(TASK PROMPT) Search the records below for the word "coordinate". Pull out each line that has it.
======== DATA LINES ========
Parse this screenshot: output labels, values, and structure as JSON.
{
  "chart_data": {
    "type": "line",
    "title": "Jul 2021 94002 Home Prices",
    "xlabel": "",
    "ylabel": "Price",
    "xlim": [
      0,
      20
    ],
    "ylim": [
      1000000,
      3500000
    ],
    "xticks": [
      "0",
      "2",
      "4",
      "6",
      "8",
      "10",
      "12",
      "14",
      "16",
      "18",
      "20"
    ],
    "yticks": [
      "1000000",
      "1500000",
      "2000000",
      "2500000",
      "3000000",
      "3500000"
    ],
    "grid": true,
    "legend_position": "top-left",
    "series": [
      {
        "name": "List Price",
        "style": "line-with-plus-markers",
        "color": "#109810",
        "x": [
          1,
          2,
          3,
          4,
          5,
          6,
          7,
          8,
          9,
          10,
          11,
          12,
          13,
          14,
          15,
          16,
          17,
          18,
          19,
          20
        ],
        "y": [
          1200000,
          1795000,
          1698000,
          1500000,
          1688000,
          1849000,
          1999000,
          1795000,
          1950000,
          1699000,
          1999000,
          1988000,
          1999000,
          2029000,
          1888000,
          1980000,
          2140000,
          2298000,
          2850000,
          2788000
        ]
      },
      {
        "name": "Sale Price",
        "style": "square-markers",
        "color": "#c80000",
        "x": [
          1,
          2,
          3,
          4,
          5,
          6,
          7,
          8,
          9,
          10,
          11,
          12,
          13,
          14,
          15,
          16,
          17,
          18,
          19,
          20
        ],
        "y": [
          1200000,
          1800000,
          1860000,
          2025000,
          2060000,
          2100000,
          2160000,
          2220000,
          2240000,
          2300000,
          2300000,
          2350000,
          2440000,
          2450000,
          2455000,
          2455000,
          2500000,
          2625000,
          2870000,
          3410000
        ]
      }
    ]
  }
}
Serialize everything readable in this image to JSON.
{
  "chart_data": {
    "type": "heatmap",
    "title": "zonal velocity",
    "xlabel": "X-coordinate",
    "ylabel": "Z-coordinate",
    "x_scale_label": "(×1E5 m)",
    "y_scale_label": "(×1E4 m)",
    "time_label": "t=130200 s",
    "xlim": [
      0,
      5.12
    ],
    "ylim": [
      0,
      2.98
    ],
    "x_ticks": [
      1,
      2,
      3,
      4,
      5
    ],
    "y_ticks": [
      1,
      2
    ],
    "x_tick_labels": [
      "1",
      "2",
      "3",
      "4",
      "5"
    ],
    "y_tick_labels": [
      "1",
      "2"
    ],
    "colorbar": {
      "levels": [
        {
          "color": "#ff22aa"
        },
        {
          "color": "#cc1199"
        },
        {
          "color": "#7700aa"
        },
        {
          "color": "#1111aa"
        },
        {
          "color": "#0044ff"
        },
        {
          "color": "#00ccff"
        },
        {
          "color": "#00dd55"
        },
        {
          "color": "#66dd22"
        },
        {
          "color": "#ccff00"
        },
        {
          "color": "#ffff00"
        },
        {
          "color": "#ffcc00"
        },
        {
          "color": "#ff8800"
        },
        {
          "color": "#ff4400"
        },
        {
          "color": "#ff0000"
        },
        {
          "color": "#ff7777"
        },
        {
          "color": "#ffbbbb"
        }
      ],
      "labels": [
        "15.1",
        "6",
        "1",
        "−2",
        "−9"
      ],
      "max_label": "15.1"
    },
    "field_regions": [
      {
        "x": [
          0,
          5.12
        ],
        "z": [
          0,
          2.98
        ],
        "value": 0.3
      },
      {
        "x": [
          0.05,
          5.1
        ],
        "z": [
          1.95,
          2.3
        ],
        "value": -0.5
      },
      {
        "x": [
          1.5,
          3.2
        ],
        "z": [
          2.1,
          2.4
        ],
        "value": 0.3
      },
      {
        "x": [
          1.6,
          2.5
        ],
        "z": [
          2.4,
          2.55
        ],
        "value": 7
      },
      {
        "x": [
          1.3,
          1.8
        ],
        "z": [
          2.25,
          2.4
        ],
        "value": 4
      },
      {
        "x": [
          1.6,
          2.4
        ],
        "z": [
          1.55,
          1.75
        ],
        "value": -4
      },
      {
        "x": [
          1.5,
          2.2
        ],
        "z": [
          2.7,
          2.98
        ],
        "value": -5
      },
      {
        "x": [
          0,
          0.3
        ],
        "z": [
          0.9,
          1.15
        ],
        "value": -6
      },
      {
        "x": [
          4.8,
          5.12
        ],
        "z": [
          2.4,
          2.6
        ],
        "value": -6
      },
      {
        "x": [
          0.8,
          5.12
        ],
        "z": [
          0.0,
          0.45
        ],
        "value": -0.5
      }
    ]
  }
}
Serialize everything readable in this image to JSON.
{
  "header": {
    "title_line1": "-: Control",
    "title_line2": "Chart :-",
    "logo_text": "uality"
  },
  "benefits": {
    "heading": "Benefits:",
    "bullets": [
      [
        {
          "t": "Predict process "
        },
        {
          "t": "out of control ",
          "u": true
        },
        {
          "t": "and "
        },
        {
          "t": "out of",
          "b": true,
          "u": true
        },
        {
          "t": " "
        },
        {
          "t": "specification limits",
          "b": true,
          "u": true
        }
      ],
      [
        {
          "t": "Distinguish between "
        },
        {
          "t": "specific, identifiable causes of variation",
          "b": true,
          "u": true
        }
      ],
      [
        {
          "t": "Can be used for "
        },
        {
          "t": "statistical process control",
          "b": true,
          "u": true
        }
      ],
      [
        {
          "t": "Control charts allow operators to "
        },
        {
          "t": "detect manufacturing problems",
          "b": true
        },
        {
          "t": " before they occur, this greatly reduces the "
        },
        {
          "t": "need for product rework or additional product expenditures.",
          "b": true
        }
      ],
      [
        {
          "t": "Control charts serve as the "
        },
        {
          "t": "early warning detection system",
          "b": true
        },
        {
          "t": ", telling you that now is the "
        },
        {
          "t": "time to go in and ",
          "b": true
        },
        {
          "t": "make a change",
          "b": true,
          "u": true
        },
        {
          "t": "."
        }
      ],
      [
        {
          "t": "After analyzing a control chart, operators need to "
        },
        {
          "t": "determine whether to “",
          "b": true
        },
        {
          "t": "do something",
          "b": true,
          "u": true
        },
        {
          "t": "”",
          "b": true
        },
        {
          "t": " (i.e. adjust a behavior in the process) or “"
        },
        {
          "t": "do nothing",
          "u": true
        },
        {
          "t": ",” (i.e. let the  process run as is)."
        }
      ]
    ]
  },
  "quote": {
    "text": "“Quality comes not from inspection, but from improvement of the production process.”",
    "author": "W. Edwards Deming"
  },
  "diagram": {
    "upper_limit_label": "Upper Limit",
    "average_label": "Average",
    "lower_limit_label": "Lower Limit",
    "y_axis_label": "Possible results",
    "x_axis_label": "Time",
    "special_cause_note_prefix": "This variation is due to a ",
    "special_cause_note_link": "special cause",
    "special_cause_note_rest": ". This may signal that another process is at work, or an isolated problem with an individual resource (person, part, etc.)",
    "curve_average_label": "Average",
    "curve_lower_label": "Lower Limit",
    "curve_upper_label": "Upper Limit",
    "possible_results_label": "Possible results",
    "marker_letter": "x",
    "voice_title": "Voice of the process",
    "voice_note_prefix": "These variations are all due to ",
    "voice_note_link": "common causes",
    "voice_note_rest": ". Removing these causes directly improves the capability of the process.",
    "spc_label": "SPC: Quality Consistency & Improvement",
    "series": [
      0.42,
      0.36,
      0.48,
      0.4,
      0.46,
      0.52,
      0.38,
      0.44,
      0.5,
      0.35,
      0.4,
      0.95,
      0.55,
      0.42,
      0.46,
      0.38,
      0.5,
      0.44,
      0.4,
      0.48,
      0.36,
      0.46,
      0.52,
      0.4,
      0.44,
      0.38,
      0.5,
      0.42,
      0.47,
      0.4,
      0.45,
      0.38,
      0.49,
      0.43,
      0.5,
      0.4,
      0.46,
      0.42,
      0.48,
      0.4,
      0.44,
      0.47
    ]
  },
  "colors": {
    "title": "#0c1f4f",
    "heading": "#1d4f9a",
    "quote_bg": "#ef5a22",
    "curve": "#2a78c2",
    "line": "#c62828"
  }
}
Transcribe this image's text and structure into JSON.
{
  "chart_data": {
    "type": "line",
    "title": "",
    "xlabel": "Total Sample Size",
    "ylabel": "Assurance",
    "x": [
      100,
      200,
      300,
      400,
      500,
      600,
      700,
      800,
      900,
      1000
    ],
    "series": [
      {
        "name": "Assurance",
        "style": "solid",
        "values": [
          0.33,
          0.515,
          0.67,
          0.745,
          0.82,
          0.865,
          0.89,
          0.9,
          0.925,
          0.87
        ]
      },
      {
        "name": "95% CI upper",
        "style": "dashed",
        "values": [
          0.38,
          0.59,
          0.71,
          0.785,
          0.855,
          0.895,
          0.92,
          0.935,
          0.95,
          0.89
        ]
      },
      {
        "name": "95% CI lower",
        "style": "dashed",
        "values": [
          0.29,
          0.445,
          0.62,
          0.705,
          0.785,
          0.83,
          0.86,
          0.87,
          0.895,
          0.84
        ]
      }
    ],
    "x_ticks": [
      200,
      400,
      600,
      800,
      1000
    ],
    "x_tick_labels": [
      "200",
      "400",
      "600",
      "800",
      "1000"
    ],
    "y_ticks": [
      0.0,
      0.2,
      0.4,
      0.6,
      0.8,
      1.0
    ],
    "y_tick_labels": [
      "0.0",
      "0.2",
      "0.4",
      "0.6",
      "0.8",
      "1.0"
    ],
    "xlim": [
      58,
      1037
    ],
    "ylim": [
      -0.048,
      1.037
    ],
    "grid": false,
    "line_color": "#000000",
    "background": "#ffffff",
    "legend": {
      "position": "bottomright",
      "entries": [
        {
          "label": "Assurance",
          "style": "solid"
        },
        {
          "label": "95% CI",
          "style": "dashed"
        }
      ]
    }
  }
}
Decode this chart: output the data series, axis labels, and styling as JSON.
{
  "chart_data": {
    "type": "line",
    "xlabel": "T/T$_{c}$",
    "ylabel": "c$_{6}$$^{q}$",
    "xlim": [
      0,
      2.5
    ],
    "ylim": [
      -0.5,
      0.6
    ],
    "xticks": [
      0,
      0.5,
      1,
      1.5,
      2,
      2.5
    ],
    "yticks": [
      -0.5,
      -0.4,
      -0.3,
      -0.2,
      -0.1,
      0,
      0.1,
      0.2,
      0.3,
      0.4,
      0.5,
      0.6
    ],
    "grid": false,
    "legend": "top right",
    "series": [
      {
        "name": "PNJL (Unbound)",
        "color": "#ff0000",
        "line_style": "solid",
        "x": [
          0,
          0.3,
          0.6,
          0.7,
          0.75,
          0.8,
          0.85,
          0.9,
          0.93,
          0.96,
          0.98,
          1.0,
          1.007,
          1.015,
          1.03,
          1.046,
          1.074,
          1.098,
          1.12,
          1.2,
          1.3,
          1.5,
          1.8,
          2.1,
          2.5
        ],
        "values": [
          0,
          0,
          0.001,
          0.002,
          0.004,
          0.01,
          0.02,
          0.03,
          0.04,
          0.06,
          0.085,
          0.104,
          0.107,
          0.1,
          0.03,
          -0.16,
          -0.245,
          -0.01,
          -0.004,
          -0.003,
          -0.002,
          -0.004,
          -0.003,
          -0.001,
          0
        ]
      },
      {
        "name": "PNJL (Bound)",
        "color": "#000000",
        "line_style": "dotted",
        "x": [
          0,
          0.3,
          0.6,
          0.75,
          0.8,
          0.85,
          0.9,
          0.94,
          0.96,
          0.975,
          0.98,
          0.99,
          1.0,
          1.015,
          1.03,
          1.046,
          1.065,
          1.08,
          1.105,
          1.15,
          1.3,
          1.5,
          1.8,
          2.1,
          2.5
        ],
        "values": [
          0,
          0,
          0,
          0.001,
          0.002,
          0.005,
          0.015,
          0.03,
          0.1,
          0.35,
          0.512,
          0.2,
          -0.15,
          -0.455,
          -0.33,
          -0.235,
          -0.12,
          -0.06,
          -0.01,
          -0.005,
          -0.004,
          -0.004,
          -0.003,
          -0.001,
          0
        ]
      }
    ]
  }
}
========
(WRITTEN ANSWER)
    "xlabel": "X-coordinate",
    "ylabel": "Z-coordinate",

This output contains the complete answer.